### Work to complete
Leave the pictures out and restate each entry below word for word.

### Material shown
───

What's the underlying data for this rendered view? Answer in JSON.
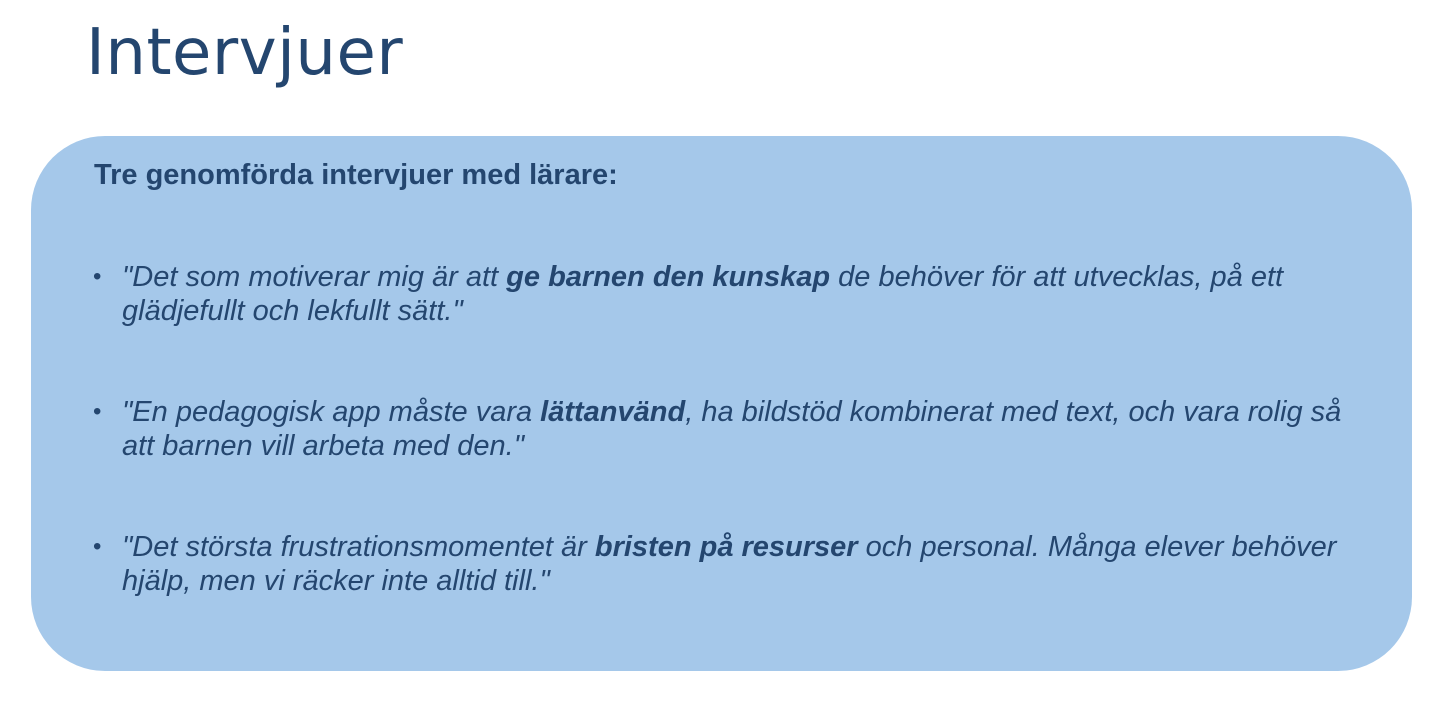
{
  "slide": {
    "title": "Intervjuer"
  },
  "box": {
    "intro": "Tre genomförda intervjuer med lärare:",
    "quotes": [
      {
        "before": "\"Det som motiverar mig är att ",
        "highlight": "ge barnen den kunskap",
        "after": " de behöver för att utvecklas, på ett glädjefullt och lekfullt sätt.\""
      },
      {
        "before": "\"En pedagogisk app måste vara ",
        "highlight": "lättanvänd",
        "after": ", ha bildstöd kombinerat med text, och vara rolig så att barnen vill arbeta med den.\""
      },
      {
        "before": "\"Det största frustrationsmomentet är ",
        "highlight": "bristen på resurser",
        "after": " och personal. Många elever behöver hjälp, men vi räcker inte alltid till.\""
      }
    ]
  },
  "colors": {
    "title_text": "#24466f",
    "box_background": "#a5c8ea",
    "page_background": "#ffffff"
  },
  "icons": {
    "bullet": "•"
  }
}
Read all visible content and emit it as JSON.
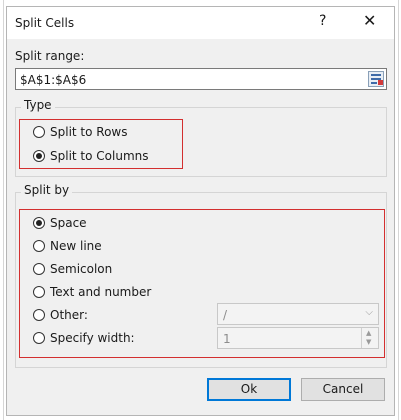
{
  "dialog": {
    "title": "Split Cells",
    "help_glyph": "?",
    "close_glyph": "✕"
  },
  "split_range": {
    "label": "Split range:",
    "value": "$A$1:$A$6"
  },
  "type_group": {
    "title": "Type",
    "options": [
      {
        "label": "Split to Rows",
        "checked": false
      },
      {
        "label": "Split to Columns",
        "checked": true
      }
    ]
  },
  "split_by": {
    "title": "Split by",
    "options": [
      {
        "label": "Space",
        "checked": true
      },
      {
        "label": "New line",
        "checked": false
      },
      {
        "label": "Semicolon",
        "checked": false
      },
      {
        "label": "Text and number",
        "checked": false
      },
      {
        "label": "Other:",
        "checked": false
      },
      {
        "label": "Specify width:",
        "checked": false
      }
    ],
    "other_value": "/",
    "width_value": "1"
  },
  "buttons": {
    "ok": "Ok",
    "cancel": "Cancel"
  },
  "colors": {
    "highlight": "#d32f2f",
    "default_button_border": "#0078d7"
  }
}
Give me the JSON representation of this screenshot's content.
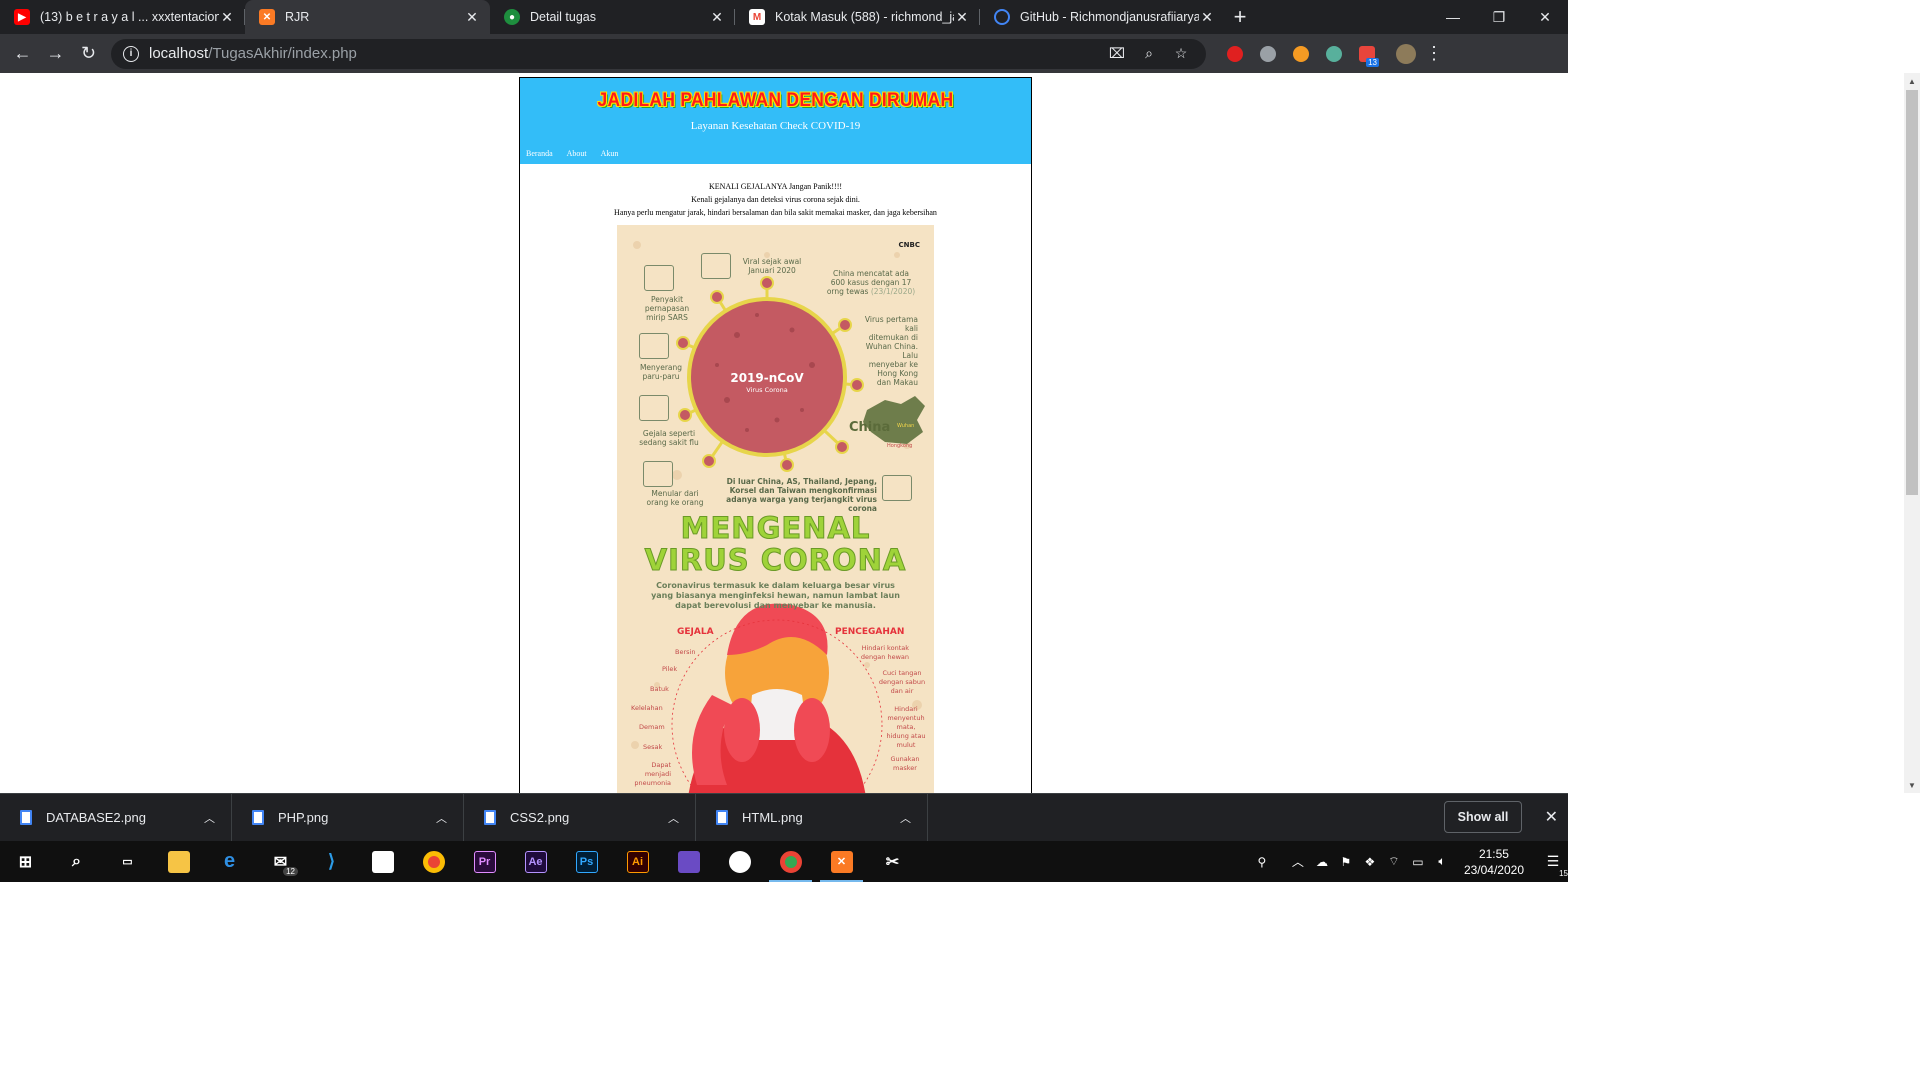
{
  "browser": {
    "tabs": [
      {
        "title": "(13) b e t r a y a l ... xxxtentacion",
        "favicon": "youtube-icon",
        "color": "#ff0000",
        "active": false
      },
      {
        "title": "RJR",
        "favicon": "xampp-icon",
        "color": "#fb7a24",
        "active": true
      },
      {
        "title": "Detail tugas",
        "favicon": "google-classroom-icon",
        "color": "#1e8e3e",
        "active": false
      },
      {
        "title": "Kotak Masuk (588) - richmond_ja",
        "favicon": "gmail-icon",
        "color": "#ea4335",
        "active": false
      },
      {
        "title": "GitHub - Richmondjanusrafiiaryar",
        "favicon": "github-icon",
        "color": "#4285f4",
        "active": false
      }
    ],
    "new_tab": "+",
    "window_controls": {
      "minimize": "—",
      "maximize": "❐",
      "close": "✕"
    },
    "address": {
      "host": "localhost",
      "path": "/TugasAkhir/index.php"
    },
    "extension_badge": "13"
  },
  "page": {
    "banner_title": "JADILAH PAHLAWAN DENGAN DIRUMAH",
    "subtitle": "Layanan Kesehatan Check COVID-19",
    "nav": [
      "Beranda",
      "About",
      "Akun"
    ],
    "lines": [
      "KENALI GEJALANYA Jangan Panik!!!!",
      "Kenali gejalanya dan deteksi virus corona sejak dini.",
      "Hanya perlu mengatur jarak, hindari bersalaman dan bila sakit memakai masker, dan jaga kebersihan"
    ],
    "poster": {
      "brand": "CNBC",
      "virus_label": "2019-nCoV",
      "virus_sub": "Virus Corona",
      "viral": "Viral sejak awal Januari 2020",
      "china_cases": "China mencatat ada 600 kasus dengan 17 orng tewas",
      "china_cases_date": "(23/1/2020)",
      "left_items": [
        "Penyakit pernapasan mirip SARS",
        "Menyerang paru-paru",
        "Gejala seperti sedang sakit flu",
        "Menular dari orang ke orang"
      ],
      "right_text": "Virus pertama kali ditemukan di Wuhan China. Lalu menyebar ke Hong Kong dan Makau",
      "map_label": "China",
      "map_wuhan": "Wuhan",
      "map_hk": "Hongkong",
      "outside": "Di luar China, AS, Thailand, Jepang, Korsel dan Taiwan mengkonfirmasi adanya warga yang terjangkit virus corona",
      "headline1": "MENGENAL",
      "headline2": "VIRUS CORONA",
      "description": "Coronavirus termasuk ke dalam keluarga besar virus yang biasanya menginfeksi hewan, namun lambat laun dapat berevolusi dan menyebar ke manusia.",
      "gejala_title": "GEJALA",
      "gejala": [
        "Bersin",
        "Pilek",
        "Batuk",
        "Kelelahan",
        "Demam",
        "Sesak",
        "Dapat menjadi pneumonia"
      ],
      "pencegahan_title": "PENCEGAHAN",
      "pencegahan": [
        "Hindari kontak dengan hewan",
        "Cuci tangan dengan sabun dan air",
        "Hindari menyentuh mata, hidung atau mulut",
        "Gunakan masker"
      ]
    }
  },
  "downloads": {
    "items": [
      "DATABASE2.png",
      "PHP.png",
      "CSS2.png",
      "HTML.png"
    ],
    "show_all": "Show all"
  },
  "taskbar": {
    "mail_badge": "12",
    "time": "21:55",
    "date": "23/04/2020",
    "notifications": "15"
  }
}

───

### Written response
What's the underlying data for this rendered view? Answer in JSON.
{
  "slide": {
    "title": "Intervjuer"
  },
  "box": {
    "intro": "Tre genomförda intervjuer med lärare:",
    "quotes": [
      {
        "before": "\"Det som motiverar mig är att ",
        "highlight": "ge barnen den kunskap",
        "after": " de behöver för att utvecklas, på ett glädjefullt och lekfullt sätt.\""
      },
      {
        "before": "\"En pedagogisk app måste vara ",
        "highlight": "lättanvänd",
        "after": ", ha bildstöd kombinerat med text, och vara rolig så att barnen vill arbeta med den.\""
      },
      {
        "before": "\"Det största frustrationsmomentet är ",
        "highlight": "bristen på resurser",
        "after": " och personal. Många elever behöver hjälp, men vi räcker inte alltid till.\""
      }
    ]
  },
  "colors": {
    "title_text": "#24466f",
    "box_background": "#a5c8ea",
    "page_background": "#ffffff"
  },
  "icons": {
    "bullet": "•"
  }
}
Read all visible content and emit it as JSON.
{
  "dialog": {
    "title": "Split Cells",
    "help_glyph": "?",
    "close_glyph": "✕"
  },
  "split_range": {
    "label": "Split range:",
    "value": "$A$1:$A$6"
  },
  "type_group": {
    "title": "Type",
    "options": [
      {
        "label": "Split to Rows",
        "checked": false
      },
      {
        "label": "Split to Columns",
        "checked": true
      }
    ]
  },
  "split_by": {
    "title": "Split by",
    "options": [
      {
        "label": "Space",
        "checked": true
      },
      {
        "label": "New line",
        "checked": false
      },
      {
        "label": "Semicolon",
        "checked": false
      },
      {
        "label": "Text and number",
        "checked": false
      },
      {
        "label": "Other:",
        "checked": false
      },
      {
        "label": "Specify width:",
        "checked": false
      }
    ],
    "other_value": "/",
    "width_value": "1"
  },
  "buttons": {
    "ok": "Ok",
    "cancel": "Cancel"
  },
  "colors": {
    "highlight": "#d32f2f",
    "default_button_border": "#0078d7"
  }
}
Give me the JSON representation of this screenshot's content.
{
  "browser": {
    "tabs": [
      {
        "title": "(13) b e t r a y a l ... xxxtentacion",
        "favicon": "youtube-icon",
        "color": "#ff0000",
        "active": false
      },
      {
        "title": "RJR",
        "favicon": "xampp-icon",
        "color": "#fb7a24",
        "active": true
      },
      {
        "title": "Detail tugas",
        "favicon": "google-classroom-icon",
        "color": "#1e8e3e",
        "active": false
      },
      {
        "title": "Kotak Masuk (588) - richmond_ja",
        "favicon": "gmail-icon",
        "color": "#ea4335",
        "active": false
      },
      {
        "title": "GitHub - Richmondjanusrafiiaryar",
        "favicon": "github-icon",
        "color": "#4285f4",
        "active": false
      }
    ],
    "new_tab": "+",
    "window_controls": {
      "minimize": "—",
      "maximize": "❐",
      "close": "✕"
    },
    "address": {
      "host": "localhost",
      "path": "/TugasAkhir/index.php"
    },
    "extension_badge": "13"
  },
  "page": {
    "banner_title": "JADILAH PAHLAWAN DENGAN DIRUMAH",
    "subtitle": "Layanan Kesehatan Check COVID-19",
    "nav": [
      "Beranda",
      "About",
      "Akun"
    ],
    "lines": [
      "KENALI GEJALANYA Jangan Panik!!!!",
      "Kenali gejalanya dan deteksi virus corona sejak dini.",
      "Hanya perlu mengatur jarak, hindari bersalaman dan bila sakit memakai masker, dan jaga kebersihan"
    ],
    "poster": {
      "brand": "CNBC",
      "virus_label": "2019-nCoV",
      "virus_sub": "Virus Corona",
      "viral": "Viral sejak awal Januari 2020",
      "china_cases": "China mencatat ada 600 kasus dengan 17 orng tewas",
      "china_cases_date": "(23/1/2020)",
      "left_items": [
        "Penyakit pernapasan mirip SARS",
        "Menyerang paru-paru",
        "Gejala seperti sedang sakit flu",
        "Menular dari orang ke orang"
      ],
      "right_text": "Virus pertama kali ditemukan di Wuhan China. Lalu menyebar ke Hong Kong dan Makau",
      "map_label": "China",
      "map_wuhan": "Wuhan",
      "map_hk": "Hongkong",
      "outside": "Di luar China, AS, Thailand, Jepang, Korsel dan Taiwan mengkonfirmasi adanya warga yang terjangkit virus corona",
      "headline1": "MENGENAL",
      "headline2": "VIRUS CORONA",
      "description": "Coronavirus termasuk ke dalam keluarga besar virus yang biasanya menginfeksi hewan, namun lambat laun dapat berevolusi dan menyebar ke manusia.",
      "gejala_title": "GEJALA",
      "gejala": [
        "Bersin",
        "Pilek",
        "Batuk",
        "Kelelahan",
        "Demam",
        "Sesak",
        "Dapat menjadi pneumonia"
      ],
      "pencegahan_title": "PENCEGAHAN",
      "pencegahan": [
        "Hindari kontak dengan hewan",
        "Cuci tangan dengan sabun dan air",
        "Hindari menyentuh mata, hidung atau mulut",
        "Gunakan masker"
      ]
    }
  },
  "downloads": {
    "items": [
      "DATABASE2.png",
      "PHP.png",
      "CSS2.png",
      "HTML.png"
    ],
    "show_all": "Show all"
  },
  "taskbar": {
    "mail_badge": "12",
    "time": "21:55",
    "date": "23/04/2020",
    "notifications": "15"
  }
}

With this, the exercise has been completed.